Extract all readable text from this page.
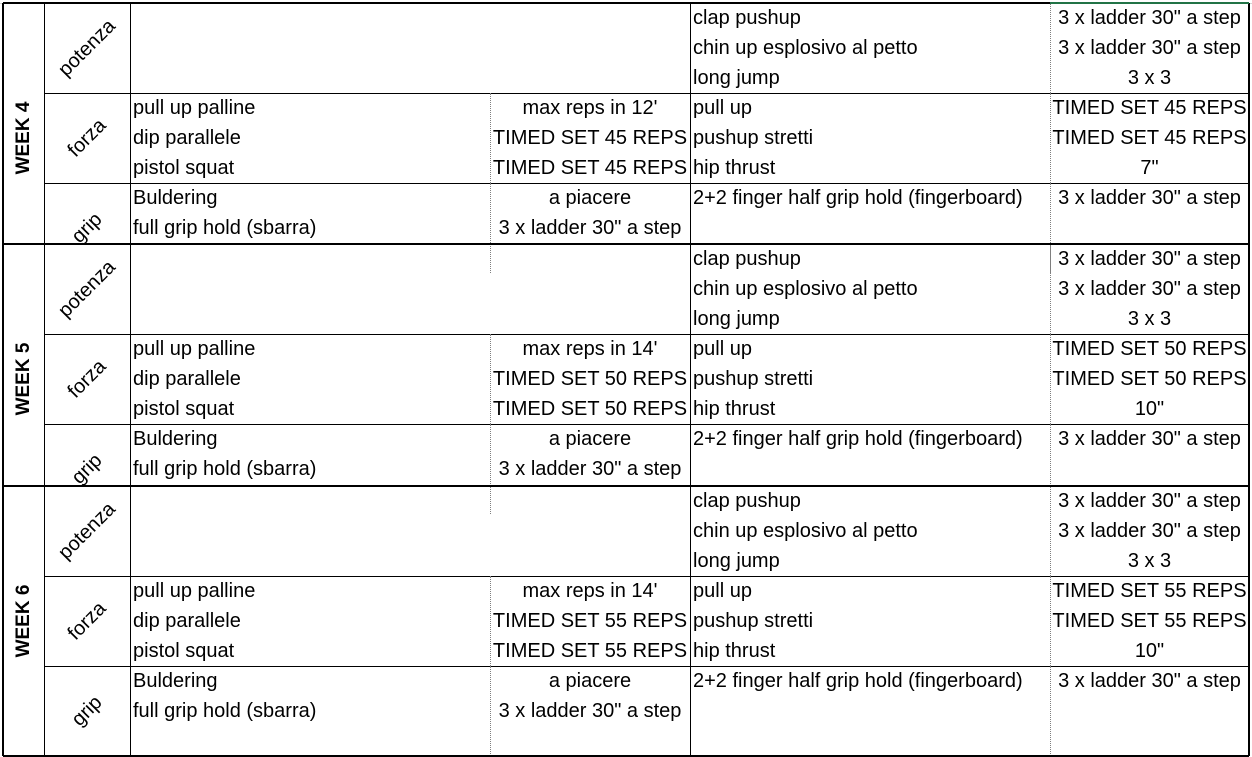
WEEK 4
potenza	clap pushup	3 x ladder 30" a step
chin up esplosivo al petto	3 x ladder 30" a step
long jump	3 x 3
forza
pull up palline	max reps in 12'	pull up	TIMED SET 45 REPS
dip parallele	TIMED SET 45 REPS pushup stretti	TIMED SET 45 REPS
pistol squat	TIMED SET 45 REPS hip thrust	7"
grip
Buldering	a piacere	2+2 finger half grip hold (fingerboard)	3 x ladder 30" a step
full grip hold (sbarra)	3 x ladder 30" a step
WEEK 5
potenza	clap pushup	3 x ladder 30" a step
chin up esplosivo al petto	3 x ladder 30" a step
long jump	3 x 3
forza
pull up palline	max reps in 14'	pull up	TIMED SET 50 REPS
dip parallele	TIMED SET 50 REPS pushup stretti	TIMED SET 50 REPS
pistol squat	TIMED SET 50 REPS hip thrust	10"
grip
Buldering	a piacere	2+2 finger half grip hold (fingerboard)	3 x ladder 30" a step
full grip hold (sbarra)	3 x ladder 30" a step
WEEK 6
potenza	clap pushup	3 x ladder 30" a step
chin up esplosivo al petto	3 x ladder 30" a step
long jump	3 x 3
forza
pull up palline	max reps in 14'	pull up	TIMED SET 55 REPS
dip parallele	TIMED SET 55 REPS pushup stretti	TIMED SET 55 REPS
pistol squat	TIMED SET 55 REPS hip thrust	10"
grip
Buldering	a piacere	2+2 finger half grip hold (fingerboard)	3 x ladder 30" a step
full grip hold (sbarra)	3 x ladder 30" a step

______________________________

Problem: Reproduce the whole listing word for word, setting aside any pictures.

Task answer:
Extract all readable text from this page.
WEEK 4
potenza	clap pushup	3 x ladder 30" a step
chin up esplosivo al petto	3 x ladder 30" a step
long jump	3 x 3
forza
pull up palline	max reps in 12'	pull up	TIMED SET 45 REPS
dip parallele	TIMED SET 45 REPS pushup stretti	TIMED SET 45 REPS
pistol squat	TIMED SET 45 REPS hip thrust	7"
grip
Buldering	a piacere	2+2 finger half grip hold (fingerboard)	3 x ladder 30" a step
full grip hold (sbarra)	3 x ladder 30" a step
WEEK 5
potenza	clap pushup	3 x ladder 30" a step
chin up esplosivo al petto	3 x ladder 30" a step
long jump	3 x 3
forza
pull up palline	max reps in 14'	pull up	TIMED SET 50 REPS
dip parallele	TIMED SET 50 REPS pushup stretti	TIMED SET 50 REPS
pistol squat	TIMED SET 50 REPS hip thrust	10"
grip
Buldering	a piacere	2+2 finger half grip hold (fingerboard)	3 x ladder 30" a step
full grip hold (sbarra)	3 x ladder 30" a step
WEEK 6
potenza	clap pushup	3 x ladder 30" a step
chin up esplosivo al petto	3 x ladder 30" a step
long jump	3 x 3
forza
pull up palline	max reps in 14'	pull up	TIMED SET 55 REPS
dip parallele	TIMED SET 55 REPS pushup stretti	TIMED SET 55 REPS
pistol squat	TIMED SET 55 REPS hip thrust	10"
grip
Buldering	a piacere	2+2 finger half grip hold (fingerboard)	3 x ladder 30" a step
full grip hold (sbarra)	3 x ladder 30" a step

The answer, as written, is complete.